(Document text)
==*==
This is an archive of the discontinued LLVM Phabricator instance.

Add Instruction number to LSR cost model (PR23384) part 1 of 3
ClosedPublic

Authored by evstupac on Jan 4 2017, 11:46 AM.

Details

Summary

Fix PR23384.
The patch adds instructions number generated by a solution to LSR cost under "-lsr-insns-cost" option.
Performance improvement on x86:
spec2000

177.mesa on -O2 +3%
256.bzip2 on -Ofast -flto +1.5%

Diff Detail

Repository
rL LLVM

Event Timeline

evstupac updated this revision to Diff 83095.Jan 4 2017, 11:46 AM
evstupac retitled this revision from to Add Instruction number to LSR cost model (PR23384) part 1 of 3.
evstupac updated this object.
evstupac added a reviewer: qcolombet.
evstupac set the repository for this revision to rL LLVM.
evstupac added subscribers: llvm-commits, wmi.
evstupac updated this revision to Diff 83111.Jan 4 2017, 1:00 PM

Fix "copy/paste" misprint.

hfinkel added inline comments.
lib/Transforms/Scalar/LoopStrengthReduce.cpp
1193

This represents the spill of the old value, right? We should say so.

1233

Please add a comment this explain this (a subtraction for the constant term in the formula?).

1235

This is the instruction that represents the increment?

1267

Do you really want to make this the most-important factor?
==*==
(Set tasks)
**a)** Under which option does the LSR cost model review say the patch adds the instruction count to the cost?
**b)** Continue the LSR cost model review thread beyond its final comment.
==*==
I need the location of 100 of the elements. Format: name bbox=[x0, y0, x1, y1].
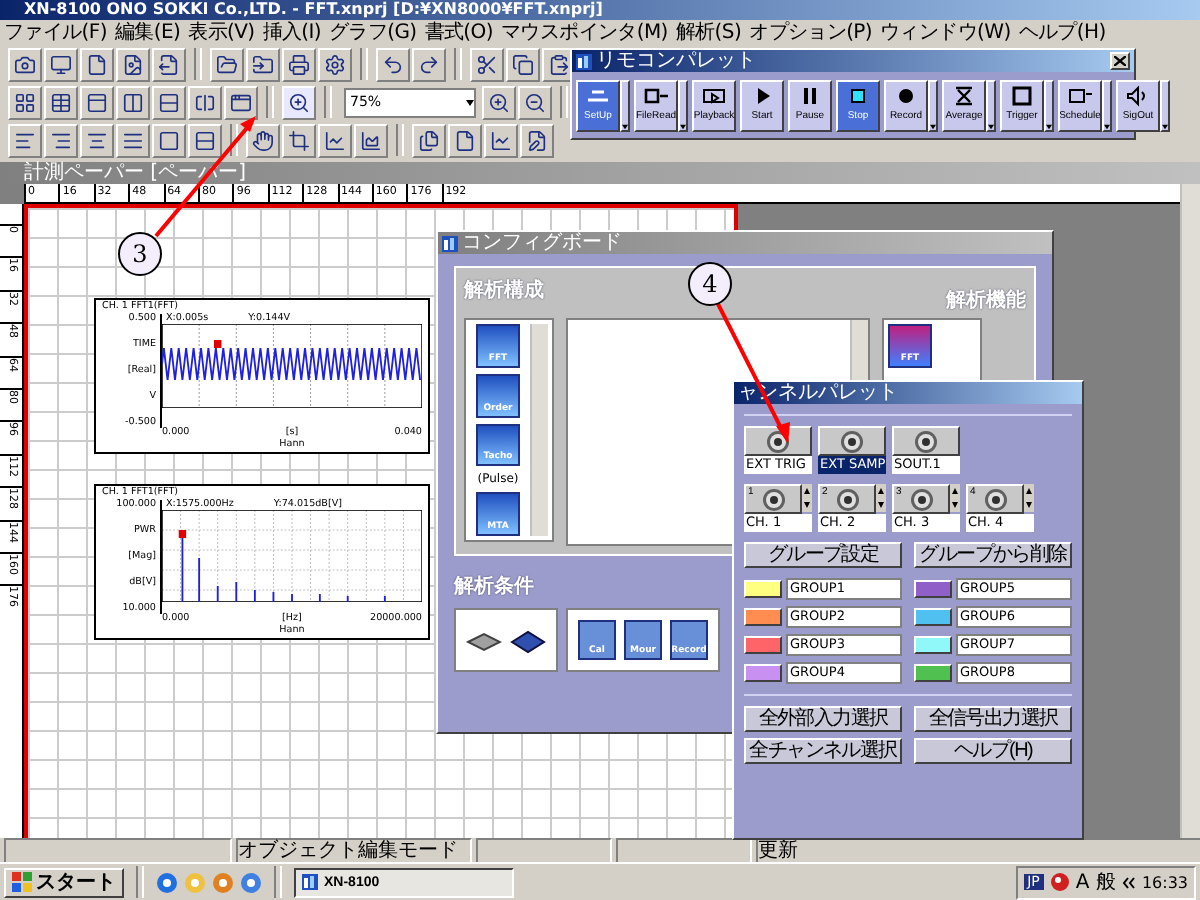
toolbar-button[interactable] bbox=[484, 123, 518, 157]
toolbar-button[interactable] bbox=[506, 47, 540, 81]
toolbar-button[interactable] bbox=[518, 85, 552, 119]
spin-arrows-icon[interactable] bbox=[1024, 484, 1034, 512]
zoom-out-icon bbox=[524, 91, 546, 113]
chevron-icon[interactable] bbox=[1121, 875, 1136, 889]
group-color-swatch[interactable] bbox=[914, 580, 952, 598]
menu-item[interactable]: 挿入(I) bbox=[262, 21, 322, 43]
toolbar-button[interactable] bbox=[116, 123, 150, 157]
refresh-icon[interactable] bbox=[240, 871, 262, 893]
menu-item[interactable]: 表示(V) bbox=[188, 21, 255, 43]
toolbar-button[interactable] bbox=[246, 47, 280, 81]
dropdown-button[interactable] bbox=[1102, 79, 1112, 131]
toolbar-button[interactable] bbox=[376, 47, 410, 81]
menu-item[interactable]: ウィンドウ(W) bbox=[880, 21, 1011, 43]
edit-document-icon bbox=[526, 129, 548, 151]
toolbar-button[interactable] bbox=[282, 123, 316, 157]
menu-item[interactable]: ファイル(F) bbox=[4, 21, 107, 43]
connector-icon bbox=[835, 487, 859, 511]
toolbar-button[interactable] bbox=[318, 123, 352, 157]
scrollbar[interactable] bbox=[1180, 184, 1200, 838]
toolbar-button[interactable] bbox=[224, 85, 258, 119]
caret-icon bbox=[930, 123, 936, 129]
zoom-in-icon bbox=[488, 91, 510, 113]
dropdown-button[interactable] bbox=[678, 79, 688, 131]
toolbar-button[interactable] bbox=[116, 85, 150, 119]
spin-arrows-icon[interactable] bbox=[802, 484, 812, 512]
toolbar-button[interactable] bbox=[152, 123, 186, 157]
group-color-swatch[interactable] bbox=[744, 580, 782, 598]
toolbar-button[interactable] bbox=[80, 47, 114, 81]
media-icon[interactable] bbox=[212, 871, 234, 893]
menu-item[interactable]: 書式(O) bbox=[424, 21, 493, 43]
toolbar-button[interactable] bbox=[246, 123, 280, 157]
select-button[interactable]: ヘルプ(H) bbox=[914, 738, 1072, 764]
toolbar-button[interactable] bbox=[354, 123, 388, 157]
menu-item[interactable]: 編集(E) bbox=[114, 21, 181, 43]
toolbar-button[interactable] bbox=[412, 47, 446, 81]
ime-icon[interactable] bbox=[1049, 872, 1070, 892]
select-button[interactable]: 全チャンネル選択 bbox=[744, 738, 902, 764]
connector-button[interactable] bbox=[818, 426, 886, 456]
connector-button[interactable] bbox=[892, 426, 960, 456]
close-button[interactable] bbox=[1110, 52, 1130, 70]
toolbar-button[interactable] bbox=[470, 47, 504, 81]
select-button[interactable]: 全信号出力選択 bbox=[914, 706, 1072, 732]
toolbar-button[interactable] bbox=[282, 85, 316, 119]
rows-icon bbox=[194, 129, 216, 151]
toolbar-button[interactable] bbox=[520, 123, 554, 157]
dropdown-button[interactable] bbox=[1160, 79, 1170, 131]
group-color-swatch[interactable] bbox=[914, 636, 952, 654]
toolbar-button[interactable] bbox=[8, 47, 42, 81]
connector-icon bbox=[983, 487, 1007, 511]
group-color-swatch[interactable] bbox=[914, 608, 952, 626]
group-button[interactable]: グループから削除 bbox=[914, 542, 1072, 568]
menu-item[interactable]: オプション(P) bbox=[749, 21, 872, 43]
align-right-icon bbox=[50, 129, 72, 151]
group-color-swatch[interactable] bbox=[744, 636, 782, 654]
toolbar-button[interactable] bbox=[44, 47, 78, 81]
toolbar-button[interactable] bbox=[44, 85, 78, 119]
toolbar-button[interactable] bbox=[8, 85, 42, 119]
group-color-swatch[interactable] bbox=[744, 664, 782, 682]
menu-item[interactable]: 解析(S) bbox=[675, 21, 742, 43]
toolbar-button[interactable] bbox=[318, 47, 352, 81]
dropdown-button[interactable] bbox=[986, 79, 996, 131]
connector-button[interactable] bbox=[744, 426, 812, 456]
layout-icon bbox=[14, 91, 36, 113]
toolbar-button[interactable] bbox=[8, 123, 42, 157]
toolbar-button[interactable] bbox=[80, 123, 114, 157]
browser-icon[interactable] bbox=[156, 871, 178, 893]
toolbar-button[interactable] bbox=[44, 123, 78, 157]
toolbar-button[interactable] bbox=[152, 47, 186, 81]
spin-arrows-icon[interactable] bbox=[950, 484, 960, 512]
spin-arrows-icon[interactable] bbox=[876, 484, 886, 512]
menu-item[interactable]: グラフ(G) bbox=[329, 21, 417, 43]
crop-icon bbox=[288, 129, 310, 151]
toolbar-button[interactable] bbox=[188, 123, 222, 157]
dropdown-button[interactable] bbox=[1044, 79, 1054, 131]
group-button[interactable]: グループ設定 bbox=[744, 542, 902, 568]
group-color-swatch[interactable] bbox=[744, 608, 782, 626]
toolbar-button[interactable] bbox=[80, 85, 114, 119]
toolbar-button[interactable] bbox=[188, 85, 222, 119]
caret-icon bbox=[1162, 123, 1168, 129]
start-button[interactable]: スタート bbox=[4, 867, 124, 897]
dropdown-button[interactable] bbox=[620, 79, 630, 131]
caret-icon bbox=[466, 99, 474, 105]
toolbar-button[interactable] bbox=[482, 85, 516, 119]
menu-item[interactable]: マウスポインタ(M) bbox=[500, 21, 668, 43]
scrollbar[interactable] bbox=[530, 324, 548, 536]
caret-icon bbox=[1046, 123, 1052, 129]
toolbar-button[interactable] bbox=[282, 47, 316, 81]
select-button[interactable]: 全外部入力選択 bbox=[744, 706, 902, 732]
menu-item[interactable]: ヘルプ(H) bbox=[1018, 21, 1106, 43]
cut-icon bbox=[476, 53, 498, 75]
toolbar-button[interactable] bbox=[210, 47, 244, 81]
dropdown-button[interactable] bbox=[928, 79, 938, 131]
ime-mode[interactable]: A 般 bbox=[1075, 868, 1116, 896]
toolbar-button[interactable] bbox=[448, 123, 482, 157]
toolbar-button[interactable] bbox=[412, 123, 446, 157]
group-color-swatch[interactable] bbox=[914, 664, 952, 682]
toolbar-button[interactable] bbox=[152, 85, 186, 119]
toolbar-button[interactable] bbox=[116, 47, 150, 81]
==*==
(Exercise answers)
**a)** The "-lsr-insns-cost" option.

**b)**
evstupac added inline comments.Jan 24 2017, 4:19 PM
lib/Transforms/Scalar/LoopStrengthReduce.cpp
1193

To be exact at least 1 fill.
Ideally RA should start with fills.

1235

Yes.

1267

Yes. What is more important than instruction count on this stage?

evstupac updated this revision to Diff 85652.Jan 24 2017, 4:33 PM

Comments fixed according to review.

hfinkel added inline comments.Jan 24 2017, 5:29 PM
lib/Transforms/Scalar/LoopStrengthReduce.cpp
1267

Fair enough.

test/Transforms/LoopStrengthReduce/X86/lsr-insns-1.ll
2

Please use FileCheck, not grep (and match the name of the statistic, not just the number and the pass name).

evstupac updated this revision to Diff 85683.Jan 24 2017, 7:24 PM

Tests fixed according to the comments.

hfinkel added inline comments.Jan 25 2017, 6:32 AM
test/Transforms/LoopStrengthReduce/X86/lsr-insns-1.ll
15

Ah, okay. You're just counting the total number of instructions. Please actually match the desired output instruction pattern. Otherwise these tests will be fragile to unrelated changes.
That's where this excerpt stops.